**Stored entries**
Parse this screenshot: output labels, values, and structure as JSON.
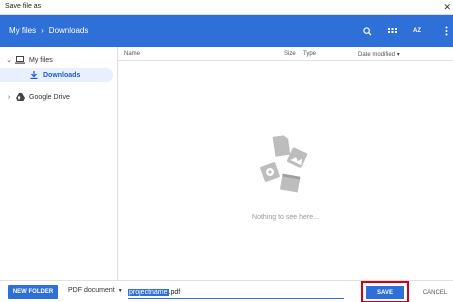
{
  "window": {
    "title": "Save file as",
    "close_icon": "close-icon"
  },
  "header": {
    "breadcrumb": [
      "My files",
      "Downloads"
    ],
    "separator": "›",
    "sort_label": "AZ",
    "accent": "#2f6fd8"
  },
  "sidebar": {
    "items": [
      {
        "label": "My files",
        "icon": "laptop-icon",
        "expanded": true
      },
      {
        "label": "Downloads",
        "icon": "download-icon",
        "selected": true
      },
      {
        "label": "Google Drive",
        "icon": "drive-icon",
        "expanded": false
      }
    ]
  },
  "list": {
    "columns": [
      "Name",
      "Size",
      "Type",
      "Date modified"
    ],
    "sort_indicator": "▾",
    "empty_message": "Nothing to see here..."
  },
  "footer": {
    "new_folder_label": "NEW FOLDER",
    "file_type": "PDF document",
    "filename_selected": "projectname",
    "filename_ext": ".pdf",
    "save_label": "SAVE",
    "cancel_label": "CANCEL",
    "highlight_color": "#d0021b"
  }
}
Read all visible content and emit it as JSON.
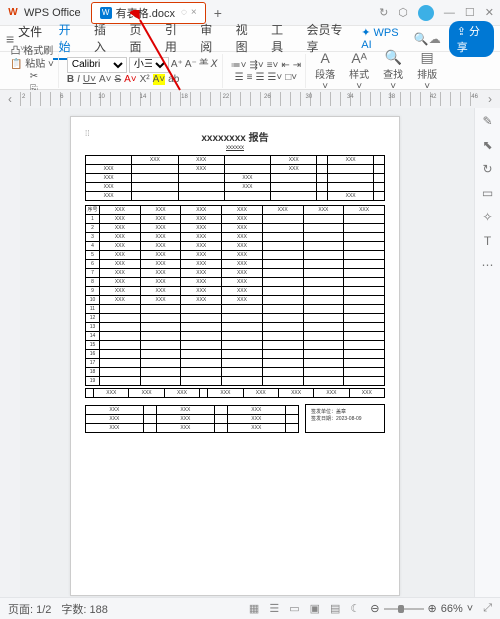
{
  "app": {
    "name": "WPS Office"
  },
  "tab": {
    "doc_name": "有表格.docx",
    "bubble": "◌",
    "close": "×",
    "plus": "+"
  },
  "menubar": {
    "file": "文件",
    "items": [
      "开始",
      "插入",
      "页面",
      "引用",
      "审阅",
      "视图",
      "工具",
      "会员专享"
    ],
    "active_index": 0,
    "ai": "WPS AI"
  },
  "share": "分享",
  "ribbon": {
    "formatbrush": "格式刷",
    "paste": "粘贴",
    "font_name": "Calibri",
    "font_size": "小三",
    "row1": [
      "A⁺",
      "A⁻",
      "⺷",
      "𝘟"
    ],
    "row2_labels": [
      "B",
      "I",
      "U",
      "A",
      "S",
      "A",
      "X²",
      "A",
      "ab"
    ],
    "para_btn": "段落",
    "style_btn": "样式",
    "find_btn": "查找",
    "sort_btn": "排版"
  },
  "ruler_nav": {
    "prev": "‹",
    "next": "›"
  },
  "document": {
    "title": "xxxxxxxx 报告",
    "subtitle": "xxxxxx",
    "placeholder": "XXX",
    "header_rows": [
      [
        "",
        "XXX",
        "XXX",
        "",
        "XXX",
        "",
        "XXX",
        ""
      ],
      [
        "XXX",
        "",
        "XXX",
        "",
        "XXX",
        "",
        "",
        ""
      ],
      [
        "XXX",
        "",
        "",
        "XXX",
        "",
        "",
        "",
        ""
      ],
      [
        "XXX",
        "",
        "",
        "XXX",
        "",
        "",
        "",
        ""
      ],
      [
        "XXX",
        "",
        "",
        "",
        "",
        "",
        "XXX",
        ""
      ]
    ],
    "table_header": [
      "序号",
      "XXX",
      "XXX",
      "XXX",
      "XXX",
      "XXX",
      "XXX",
      "XXX"
    ],
    "rows": 19,
    "filled_rows": [
      1,
      2,
      3,
      4,
      5,
      6,
      7,
      8,
      9,
      10
    ],
    "footer_row": [
      "",
      "XXX",
      "XXX",
      "XXX",
      "",
      "XXX",
      "XXX",
      "XXX",
      "XXX",
      "XXX"
    ],
    "sig_rows": [
      [
        "XXX",
        "",
        "XXX",
        "",
        "XXX",
        ""
      ],
      [
        "XXX",
        "",
        "XXX",
        "",
        "XXX",
        ""
      ],
      [
        "XXX",
        "",
        "XXX",
        "",
        "XXX",
        ""
      ]
    ],
    "sig_unit": "签发单位：盖章",
    "sig_date_label": "签发日期：",
    "sig_date": "2023-08-09"
  },
  "rsidebar_icons": [
    "pencil-icon",
    "pointer-icon",
    "loop-icon",
    "page-icon",
    "star-icon",
    "tee-icon",
    "dots-icon"
  ],
  "status": {
    "page": "页面: 1/2",
    "words": "字数: 188",
    "zoom": "66%"
  }
}
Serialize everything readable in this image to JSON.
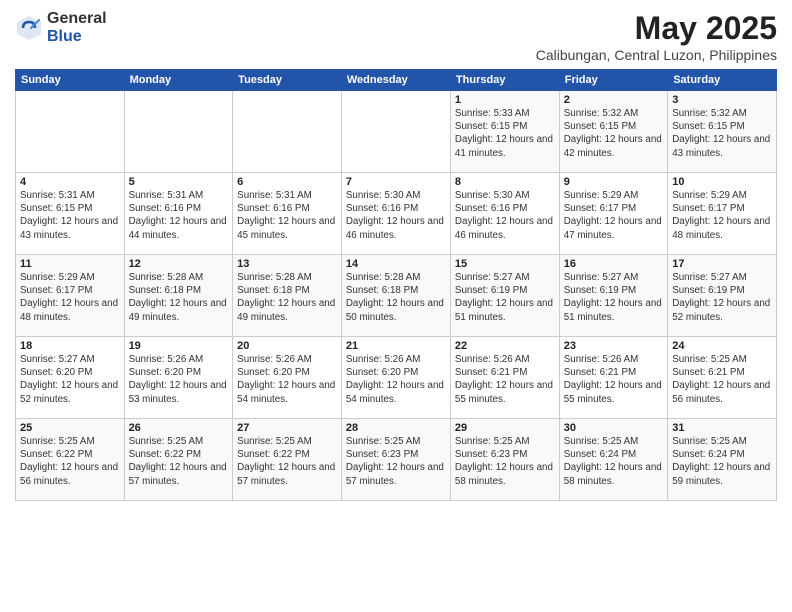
{
  "header": {
    "logo_general": "General",
    "logo_blue": "Blue",
    "month_title": "May 2025",
    "location": "Calibungan, Central Luzon, Philippines"
  },
  "days_of_week": [
    "Sunday",
    "Monday",
    "Tuesday",
    "Wednesday",
    "Thursday",
    "Friday",
    "Saturday"
  ],
  "weeks": [
    [
      {
        "day": "",
        "sunrise": "",
        "sunset": "",
        "daylight": ""
      },
      {
        "day": "",
        "sunrise": "",
        "sunset": "",
        "daylight": ""
      },
      {
        "day": "",
        "sunrise": "",
        "sunset": "",
        "daylight": ""
      },
      {
        "day": "",
        "sunrise": "",
        "sunset": "",
        "daylight": ""
      },
      {
        "day": "1",
        "sunrise": "5:33 AM",
        "sunset": "6:15 PM",
        "daylight": "12 hours and 41 minutes."
      },
      {
        "day": "2",
        "sunrise": "5:32 AM",
        "sunset": "6:15 PM",
        "daylight": "12 hours and 42 minutes."
      },
      {
        "day": "3",
        "sunrise": "5:32 AM",
        "sunset": "6:15 PM",
        "daylight": "12 hours and 43 minutes."
      }
    ],
    [
      {
        "day": "4",
        "sunrise": "5:31 AM",
        "sunset": "6:15 PM",
        "daylight": "12 hours and 43 minutes."
      },
      {
        "day": "5",
        "sunrise": "5:31 AM",
        "sunset": "6:16 PM",
        "daylight": "12 hours and 44 minutes."
      },
      {
        "day": "6",
        "sunrise": "5:31 AM",
        "sunset": "6:16 PM",
        "daylight": "12 hours and 45 minutes."
      },
      {
        "day": "7",
        "sunrise": "5:30 AM",
        "sunset": "6:16 PM",
        "daylight": "12 hours and 46 minutes."
      },
      {
        "day": "8",
        "sunrise": "5:30 AM",
        "sunset": "6:16 PM",
        "daylight": "12 hours and 46 minutes."
      },
      {
        "day": "9",
        "sunrise": "5:29 AM",
        "sunset": "6:17 PM",
        "daylight": "12 hours and 47 minutes."
      },
      {
        "day": "10",
        "sunrise": "5:29 AM",
        "sunset": "6:17 PM",
        "daylight": "12 hours and 48 minutes."
      }
    ],
    [
      {
        "day": "11",
        "sunrise": "5:29 AM",
        "sunset": "6:17 PM",
        "daylight": "12 hours and 48 minutes."
      },
      {
        "day": "12",
        "sunrise": "5:28 AM",
        "sunset": "6:18 PM",
        "daylight": "12 hours and 49 minutes."
      },
      {
        "day": "13",
        "sunrise": "5:28 AM",
        "sunset": "6:18 PM",
        "daylight": "12 hours and 49 minutes."
      },
      {
        "day": "14",
        "sunrise": "5:28 AM",
        "sunset": "6:18 PM",
        "daylight": "12 hours and 50 minutes."
      },
      {
        "day": "15",
        "sunrise": "5:27 AM",
        "sunset": "6:19 PM",
        "daylight": "12 hours and 51 minutes."
      },
      {
        "day": "16",
        "sunrise": "5:27 AM",
        "sunset": "6:19 PM",
        "daylight": "12 hours and 51 minutes."
      },
      {
        "day": "17",
        "sunrise": "5:27 AM",
        "sunset": "6:19 PM",
        "daylight": "12 hours and 52 minutes."
      }
    ],
    [
      {
        "day": "18",
        "sunrise": "5:27 AM",
        "sunset": "6:20 PM",
        "daylight": "12 hours and 52 minutes."
      },
      {
        "day": "19",
        "sunrise": "5:26 AM",
        "sunset": "6:20 PM",
        "daylight": "12 hours and 53 minutes."
      },
      {
        "day": "20",
        "sunrise": "5:26 AM",
        "sunset": "6:20 PM",
        "daylight": "12 hours and 54 minutes."
      },
      {
        "day": "21",
        "sunrise": "5:26 AM",
        "sunset": "6:20 PM",
        "daylight": "12 hours and 54 minutes."
      },
      {
        "day": "22",
        "sunrise": "5:26 AM",
        "sunset": "6:21 PM",
        "daylight": "12 hours and 55 minutes."
      },
      {
        "day": "23",
        "sunrise": "5:26 AM",
        "sunset": "6:21 PM",
        "daylight": "12 hours and 55 minutes."
      },
      {
        "day": "24",
        "sunrise": "5:25 AM",
        "sunset": "6:21 PM",
        "daylight": "12 hours and 56 minutes."
      }
    ],
    [
      {
        "day": "25",
        "sunrise": "5:25 AM",
        "sunset": "6:22 PM",
        "daylight": "12 hours and 56 minutes."
      },
      {
        "day": "26",
        "sunrise": "5:25 AM",
        "sunset": "6:22 PM",
        "daylight": "12 hours and 57 minutes."
      },
      {
        "day": "27",
        "sunrise": "5:25 AM",
        "sunset": "6:22 PM",
        "daylight": "12 hours and 57 minutes."
      },
      {
        "day": "28",
        "sunrise": "5:25 AM",
        "sunset": "6:23 PM",
        "daylight": "12 hours and 57 minutes."
      },
      {
        "day": "29",
        "sunrise": "5:25 AM",
        "sunset": "6:23 PM",
        "daylight": "12 hours and 58 minutes."
      },
      {
        "day": "30",
        "sunrise": "5:25 AM",
        "sunset": "6:24 PM",
        "daylight": "12 hours and 58 minutes."
      },
      {
        "day": "31",
        "sunrise": "5:25 AM",
        "sunset": "6:24 PM",
        "daylight": "12 hours and 59 minutes."
      }
    ]
  ]
}
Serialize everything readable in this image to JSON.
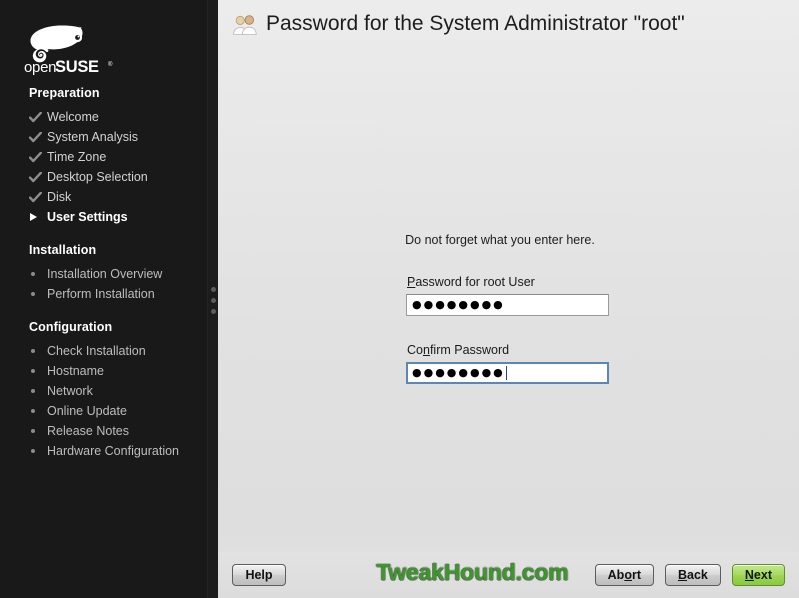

**Goal**
Say how many lines in the records hold "JSON", with the number as the whole reply.

**Answer to this exercise**
4